>> Begin DATA

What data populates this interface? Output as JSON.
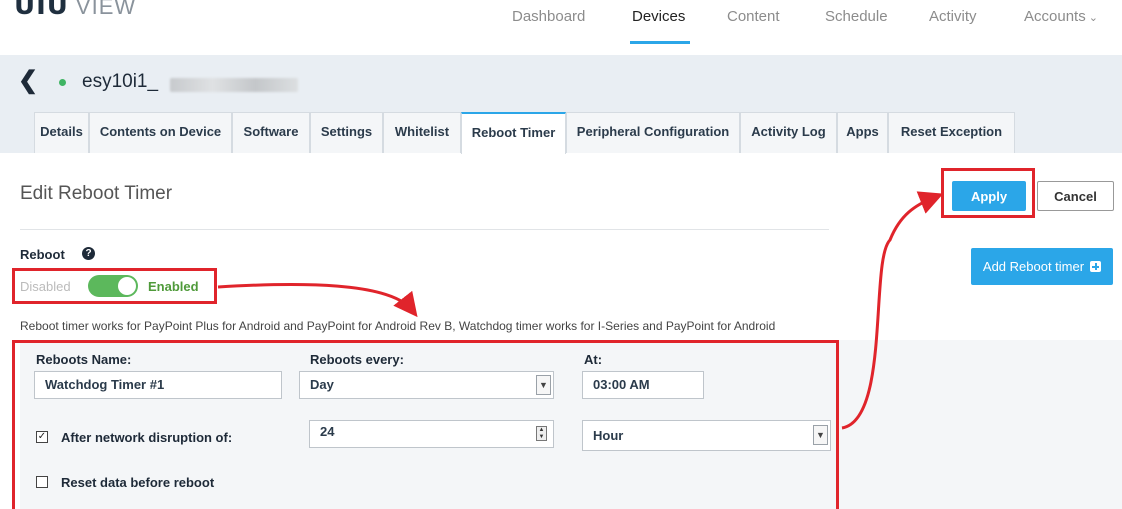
{
  "logo": {
    "main": "UIU",
    "sub": "VIEW"
  },
  "nav": {
    "items": [
      {
        "label": "Dashboard"
      },
      {
        "label": "Devices"
      },
      {
        "label": "Content"
      },
      {
        "label": "Schedule"
      },
      {
        "label": "Activity"
      },
      {
        "label": "Accounts"
      }
    ],
    "active": "Devices"
  },
  "device": {
    "name": "esy10i1_",
    "status_color": "#3fb463"
  },
  "tabs": [
    {
      "label": "Details"
    },
    {
      "label": "Contents on Device"
    },
    {
      "label": "Software"
    },
    {
      "label": "Settings"
    },
    {
      "label": "Whitelist"
    },
    {
      "label": "Reboot Timer"
    },
    {
      "label": "Peripheral Configuration"
    },
    {
      "label": "Activity Log"
    },
    {
      "label": "Apps"
    },
    {
      "label": "Reset Exception"
    }
  ],
  "active_tab": "Reboot Timer",
  "page": {
    "title": "Edit Reboot Timer",
    "apply_label": "Apply",
    "cancel_label": "Cancel",
    "add_timer_label": "Add Reboot timer"
  },
  "reboot": {
    "label": "Reboot",
    "disabled_label": "Disabled",
    "enabled_label": "Enabled",
    "enabled": true
  },
  "info_text": "Reboot timer works for PayPoint Plus for Android and PayPoint for Android Rev B, Watchdog timer works for I-Series and PayPoint for Android",
  "form": {
    "name_label": "Reboots Name:",
    "name_value": "Watchdog Timer #1",
    "every_label": "Reboots every:",
    "every_value": "Day",
    "at_label": "At:",
    "at_value": "03:00 AM",
    "network_label": "After network disruption of:",
    "network_checked": true,
    "network_value": "24",
    "network_unit": "Hour",
    "reset_label": "Reset data before reboot",
    "reset_checked": false
  },
  "colors": {
    "accent": "#2ba6e8",
    "annotation": "#e0242b",
    "toggle_on": "#5cb85c"
  }
}
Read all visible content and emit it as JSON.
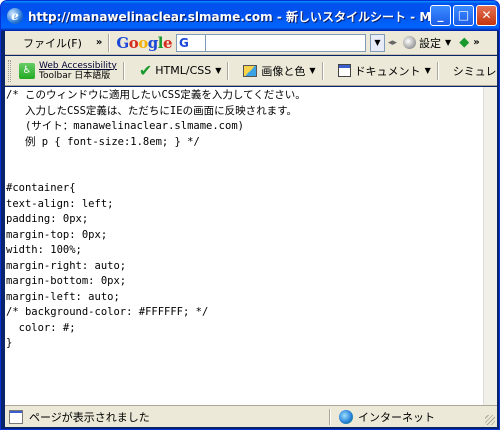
{
  "window": {
    "title": "http://manawelinaclear.slmame.com - 新しいスタイルシート - M...",
    "controls": {
      "minimize": "_",
      "maximize": "□",
      "close": "✕"
    }
  },
  "menubar": {
    "file_label": "ファイル(F)",
    "more": "»"
  },
  "google_toolbar": {
    "logo_letters": [
      "G",
      "o",
      "o",
      "g",
      "l",
      "e"
    ],
    "search_field_label": "G",
    "search_value": "",
    "settings_label": "設定",
    "more": "»"
  },
  "accessibility_toolbar": {
    "logo_line1": "Web Accessibility",
    "logo_line2": "Toolbar",
    "logo_line3": "日本語版",
    "items": [
      {
        "label": "HTML/CSS",
        "icon": "check-icon"
      },
      {
        "label": "画像と色",
        "icon": "image-icon"
      },
      {
        "label": "ドキュメント",
        "icon": "document-icon"
      },
      {
        "label": "シミュレ",
        "icon": ""
      }
    ]
  },
  "editor": {
    "content": "/* このウィンドウに適用したいCSS定義を入力してください。\n   入力したCSS定義は、ただちにIEの画面に反映されます。\n   (サイト：manawelinaclear.slmame.com)\n   例 p { font-size:1.8em; } */\n\n\n#container{\ntext-align: left;\npadding: 0px;\nmargin-top: 0px;\nwidth: 100%;\nmargin-right: auto;\nmargin-bottom: 0px;\nmargin-left: auto;\n/* background-color: #FFFFFF; */\n  color: #;\n}"
  },
  "statusbar": {
    "status_text": "ページが表示されました",
    "zone_text": "インターネット"
  }
}
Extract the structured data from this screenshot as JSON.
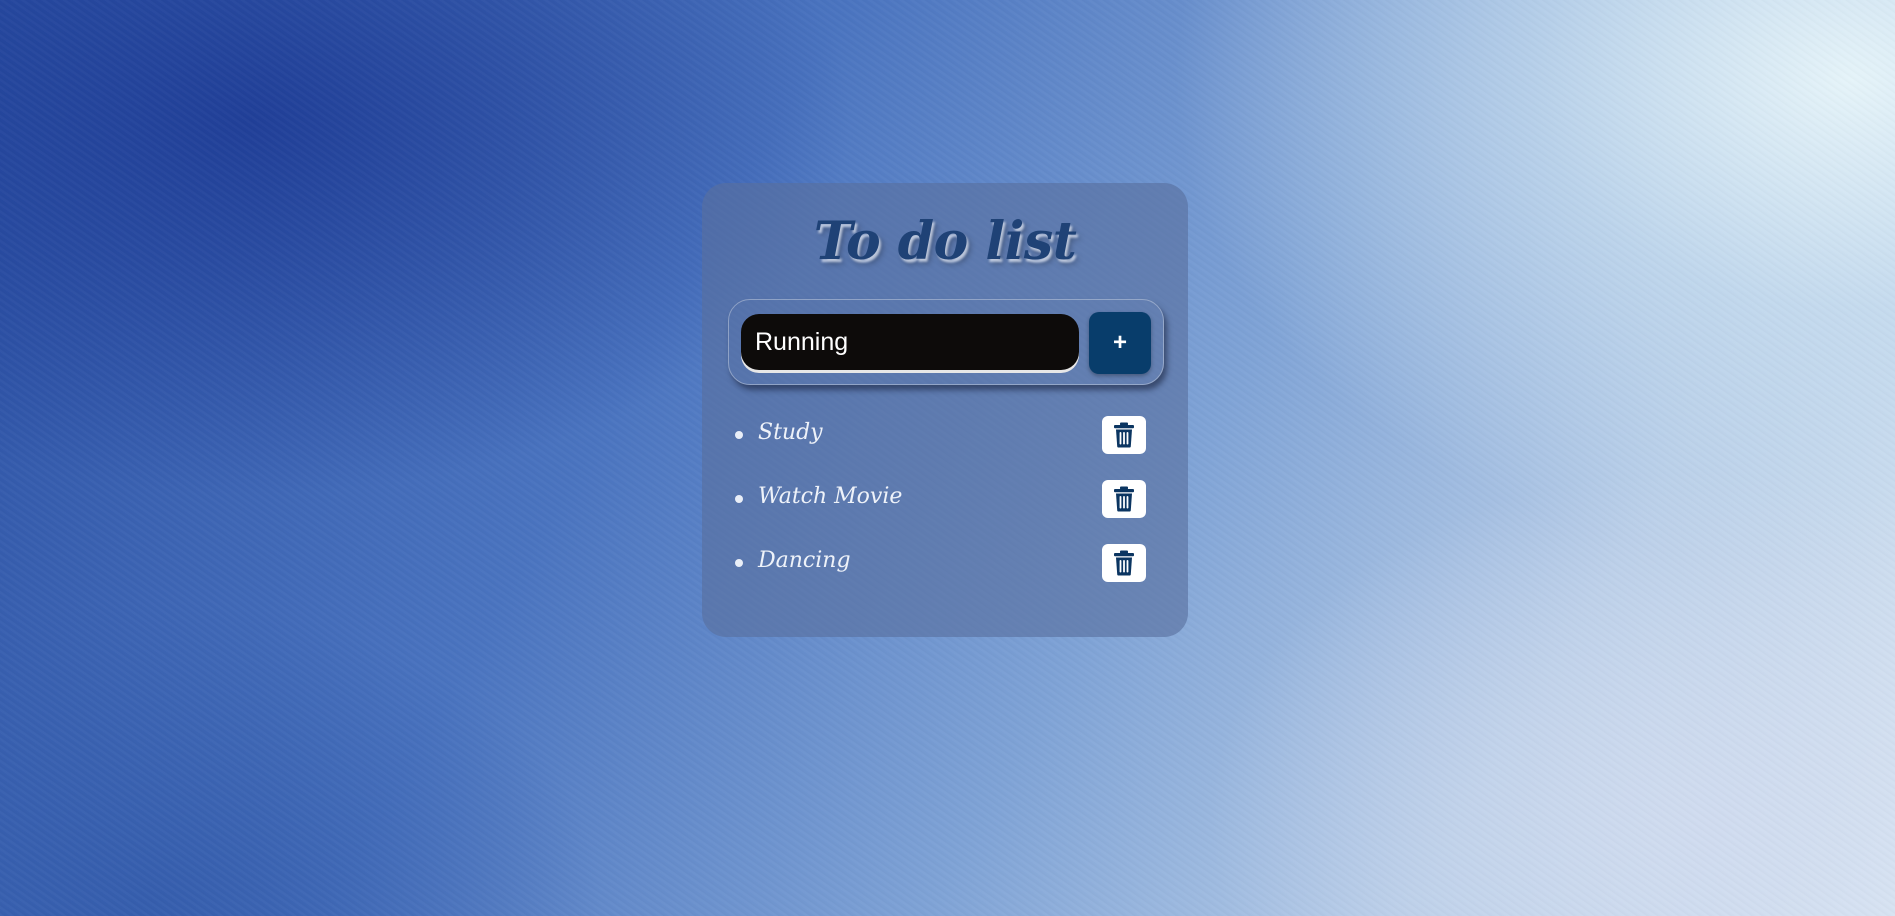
{
  "app": {
    "title": "To do list"
  },
  "input": {
    "value": "Running",
    "add_label": "+"
  },
  "tasks": [
    {
      "label": "Study",
      "delete_icon": "trash-icon"
    },
    {
      "label": "Watch Movie",
      "delete_icon": "trash-icon"
    },
    {
      "label": "Dancing",
      "delete_icon": "trash-icon"
    }
  ],
  "colors": {
    "accent": "#083d6b",
    "title": "#1f4276",
    "input_bg": "#0d0b0a",
    "card_bg": "#58709e"
  }
}
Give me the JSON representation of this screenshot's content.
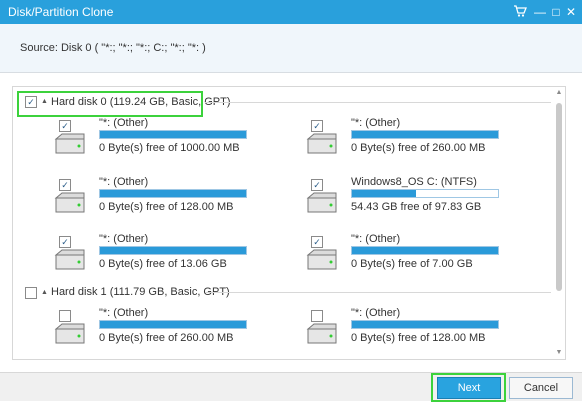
{
  "window": {
    "title": "Disk/Partition Clone",
    "cart_icon": "shopping-cart-icon",
    "minimize_glyph": "—",
    "restore_glyph": "□",
    "close_glyph": "✕"
  },
  "source": {
    "label": "Source:  Disk 0 ( \"*:; \"*:; \"*:; C:; \"*:; \"*: )"
  },
  "disks": [
    {
      "label": "Hard disk 0 (119.24 GB, Basic, GPT)",
      "checked": true,
      "check_glyph": "✓",
      "expand_glyph": "▲",
      "partitions": [
        {
          "name": "\"*: (Other)",
          "free": "0 Byte(s) free of 1000.00 MB",
          "used_fraction": 1.0,
          "checked": true,
          "check_glyph": "✓"
        },
        {
          "name": "\"*: (Other)",
          "free": "0 Byte(s) free of 260.00 MB",
          "used_fraction": 1.0,
          "checked": true,
          "check_glyph": "✓"
        },
        {
          "name": "\"*: (Other)",
          "free": "0 Byte(s) free of 128.00 MB",
          "used_fraction": 1.0,
          "checked": true,
          "check_glyph": "✓"
        },
        {
          "name": "Windows8_OS C: (NTFS)",
          "free": "54.43 GB free of 97.83 GB",
          "used_fraction": 0.44,
          "checked": true,
          "check_glyph": "✓"
        },
        {
          "name": "\"*: (Other)",
          "free": "0 Byte(s) free of 13.06 GB",
          "used_fraction": 1.0,
          "checked": true,
          "check_glyph": "✓"
        },
        {
          "name": "\"*: (Other)",
          "free": "0 Byte(s) free of 7.00 GB",
          "used_fraction": 1.0,
          "checked": true,
          "check_glyph": "✓"
        }
      ]
    },
    {
      "label": "Hard disk 1 (111.79 GB, Basic, GPT)",
      "checked": false,
      "check_glyph": "",
      "expand_glyph": "▲",
      "partitions": [
        {
          "name": "\"*: (Other)",
          "free": "0 Byte(s) free of 260.00 MB",
          "used_fraction": 1.0,
          "checked": false,
          "check_glyph": ""
        },
        {
          "name": "\"*: (Other)",
          "free": "0 Byte(s) free of 128.00 MB",
          "used_fraction": 1.0,
          "checked": false,
          "check_glyph": ""
        }
      ]
    }
  ],
  "scrollbar": {
    "up_glyph": "▲",
    "down_glyph": "▼"
  },
  "buttons": {
    "next": "Next",
    "cancel": "Cancel"
  },
  "colors": {
    "accent": "#29a0dc",
    "highlight": "#3cd23c",
    "bar_fill": "#2a9ad9"
  }
}
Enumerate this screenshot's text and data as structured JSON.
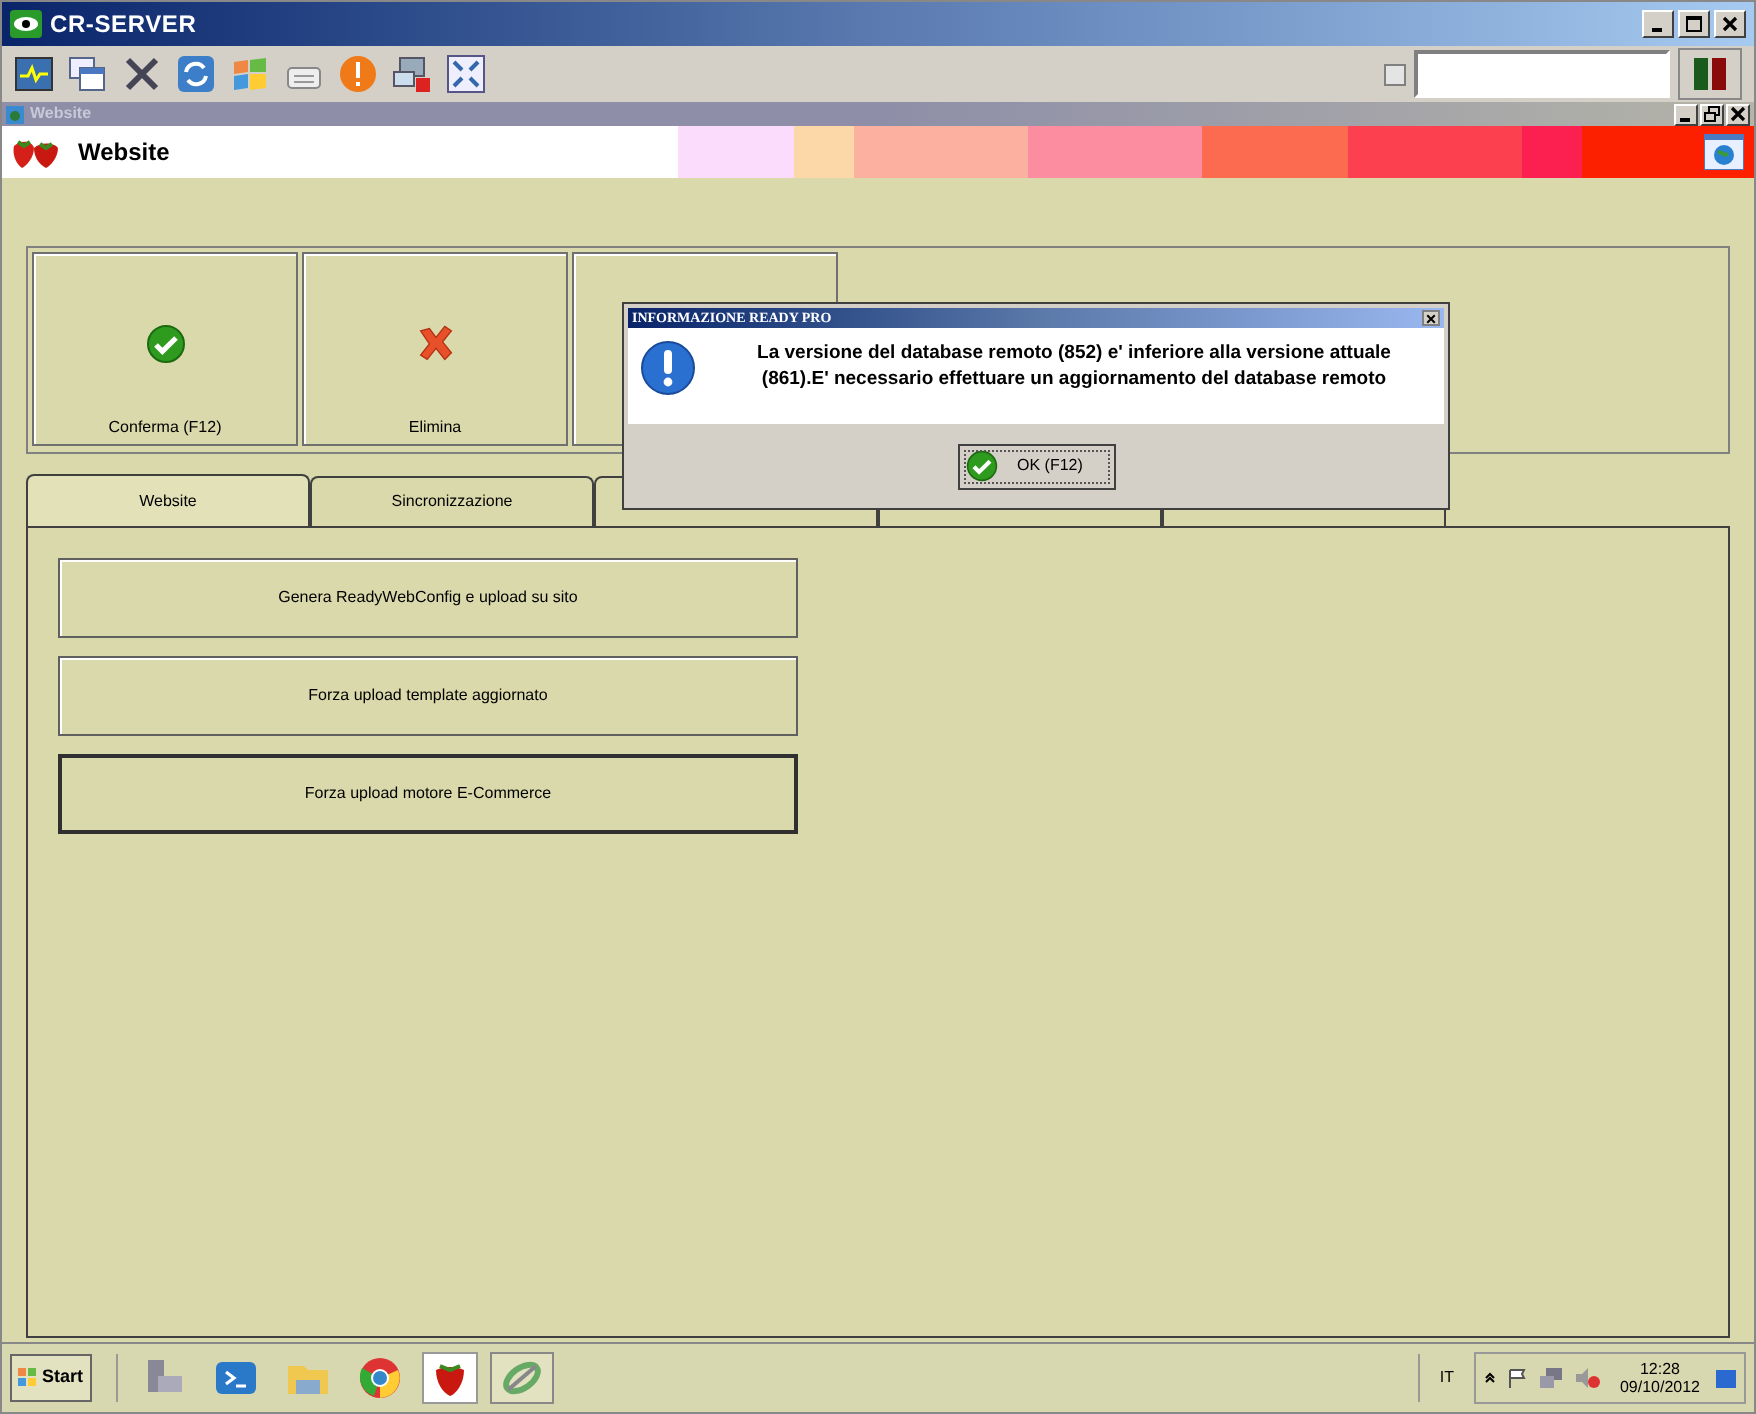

>> End DATA

TASK REQUIREMENTS | Without the pictures, extract every entry verbatim.

EXERCISE OUTPUT |
What data populates this interface? Output as JSON.
{
  "logo": {
    "main": "UIU",
    "sub": "VIEW"
  },
  "nav": {
    "items": [
      {
        "label": "Dashboard"
      },
      {
        "label": "Devices"
      },
      {
        "label": "Content"
      },
      {
        "label": "Schedule"
      },
      {
        "label": "Activity"
      },
      {
        "label": "Accounts"
      }
    ],
    "active": "Devices"
  },
  "device": {
    "name": "esy10i1_",
    "status_color": "#3fb463"
  },
  "tabs": [
    {
      "label": "Details"
    },
    {
      "label": "Contents on Device"
    },
    {
      "label": "Software"
    },
    {
      "label": "Settings"
    },
    {
      "label": "Whitelist"
    },
    {
      "label": "Reboot Timer"
    },
    {
      "label": "Peripheral Configuration"
    },
    {
      "label": "Activity Log"
    },
    {
      "label": "Apps"
    },
    {
      "label": "Reset Exception"
    }
  ],
  "active_tab": "Reboot Timer",
  "page": {
    "title": "Edit Reboot Timer",
    "apply_label": "Apply",
    "cancel_label": "Cancel",
    "add_timer_label": "Add Reboot timer"
  },
  "reboot": {
    "label": "Reboot",
    "disabled_label": "Disabled",
    "enabled_label": "Enabled",
    "enabled": true
  },
  "info_text": "Reboot timer works for PayPoint Plus for Android and PayPoint for Android Rev B, Watchdog timer works for I-Series and PayPoint for Android",
  "form": {
    "name_label": "Reboots Name:",
    "name_value": "Watchdog Timer #1",
    "every_label": "Reboots every:",
    "every_value": "Day",
    "at_label": "At:",
    "at_value": "03:00 AM",
    "network_label": "After network disruption of:",
    "network_checked": true,
    "network_value": "24",
    "network_unit": "Hour",
    "reset_label": "Reset data before reboot",
    "reset_checked": false
  },
  "colors": {
    "accent": "#2ba6e8",
    "annotation": "#e0242b",
    "toggle_on": "#5cb85c"
  }
}
Read all visible content and emit it as JSON.
{
  "window": {
    "title": "http://manawelinaclear.slmame.com - 新しいスタイルシート - M...",
    "controls": {
      "minimize": "_",
      "maximize": "□",
      "close": "✕"
    }
  },
  "menubar": {
    "file_label": "ファイル(F)",
    "more": "»"
  },
  "google_toolbar": {
    "logo_letters": [
      "G",
      "o",
      "o",
      "g",
      "l",
      "e"
    ],
    "search_field_label": "G",
    "search_value": "",
    "settings_label": "設定",
    "more": "»"
  },
  "accessibility_toolbar": {
    "logo_line1": "Web Accessibility",
    "logo_line2": "Toolbar",
    "logo_line3": "日本語版",
    "items": [
      {
        "label": "HTML/CSS",
        "icon": "check-icon"
      },
      {
        "label": "画像と色",
        "icon": "image-icon"
      },
      {
        "label": "ドキュメント",
        "icon": "document-icon"
      },
      {
        "label": "シミュレ",
        "icon": ""
      }
    ]
  },
  "editor": {
    "content": "/* このウィンドウに適用したいCSS定義を入力してください。\n   入力したCSS定義は、ただちにIEの画面に反映されます。\n   (サイト：manawelinaclear.slmame.com)\n   例 p { font-size:1.8em; } */\n\n\n#container{\ntext-align: left;\npadding: 0px;\nmargin-top: 0px;\nwidth: 100%;\nmargin-right: auto;\nmargin-bottom: 0px;\nmargin-left: auto;\n/* background-color: #FFFFFF; */\n  color: #;\n}"
  },
  "statusbar": {
    "status_text": "ページが表示されました",
    "zone_text": "インターネット"
  }
}
Extract the structured data from this screenshot as JSON.
{
  "app": {
    "title": "To do list"
  },
  "input": {
    "value": "Running",
    "add_label": "+"
  },
  "tasks": [
    {
      "label": "Study",
      "delete_icon": "trash-icon"
    },
    {
      "label": "Watch Movie",
      "delete_icon": "trash-icon"
    },
    {
      "label": "Dancing",
      "delete_icon": "trash-icon"
    }
  ],
  "colors": {
    "accent": "#083d6b",
    "title": "#1f4276",
    "input_bg": "#0d0b0a",
    "card_bg": "#58709e"
  }
}
Give me the JSON representation of this screenshot's content.
{
  "window": {
    "title": "Disk/Partition Clone",
    "cart_icon": "shopping-cart-icon",
    "minimize_glyph": "—",
    "restore_glyph": "□",
    "close_glyph": "✕"
  },
  "source": {
    "label": "Source:  Disk 0 ( \"*:; \"*:; \"*:; C:; \"*:; \"*: )"
  },
  "disks": [
    {
      "label": "Hard disk 0 (119.24 GB, Basic, GPT)",
      "checked": true,
      "check_glyph": "✓",
      "expand_glyph": "▲",
      "partitions": [
        {
          "name": "\"*: (Other)",
          "free": "0 Byte(s) free of 1000.00 MB",
          "used_fraction": 1.0,
          "checked": true,
          "check_glyph": "✓"
        },
        {
          "name": "\"*: (Other)",
          "free": "0 Byte(s) free of 260.00 MB",
          "used_fraction": 1.0,
          "checked": true,
          "check_glyph": "✓"
        },
        {
          "name": "\"*: (Other)",
          "free": "0 Byte(s) free of 128.00 MB",
          "used_fraction": 1.0,
          "checked": true,
          "check_glyph": "✓"
        },
        {
          "name": "Windows8_OS C: (NTFS)",
          "free": "54.43 GB free of 97.83 GB",
          "used_fraction": 0.44,
          "checked": true,
          "check_glyph": "✓"
        },
        {
          "name": "\"*: (Other)",
          "free": "0 Byte(s) free of 13.06 GB",
          "used_fraction": 1.0,
          "checked": true,
          "check_glyph": "✓"
        },
        {
          "name": "\"*: (Other)",
          "free": "0 Byte(s) free of 7.00 GB",
          "used_fraction": 1.0,
          "checked": true,
          "check_glyph": "✓"
        }
      ]
    },
    {
      "label": "Hard disk 1 (111.79 GB, Basic, GPT)",
      "checked": false,
      "check_glyph": "",
      "expand_glyph": "▲",
      "partitions": [
        {
          "name": "\"*: (Other)",
          "free": "0 Byte(s) free of 260.00 MB",
          "used_fraction": 1.0,
          "checked": false,
          "check_glyph": ""
        },
        {
          "name": "\"*: (Other)",
          "free": "0 Byte(s) free of 128.00 MB",
          "used_fraction": 1.0,
          "checked": false,
          "check_glyph": ""
        }
      ]
    }
  ],
  "scrollbar": {
    "up_glyph": "▲",
    "down_glyph": "▼"
  },
  "buttons": {
    "next": "Next",
    "cancel": "Cancel"
  },
  "colors": {
    "accent": "#29a0dc",
    "highlight": "#3cd23c",
    "bar_fill": "#2a9ad9"
  }
}
Enumerate this screenshot's text and data as structured JSON.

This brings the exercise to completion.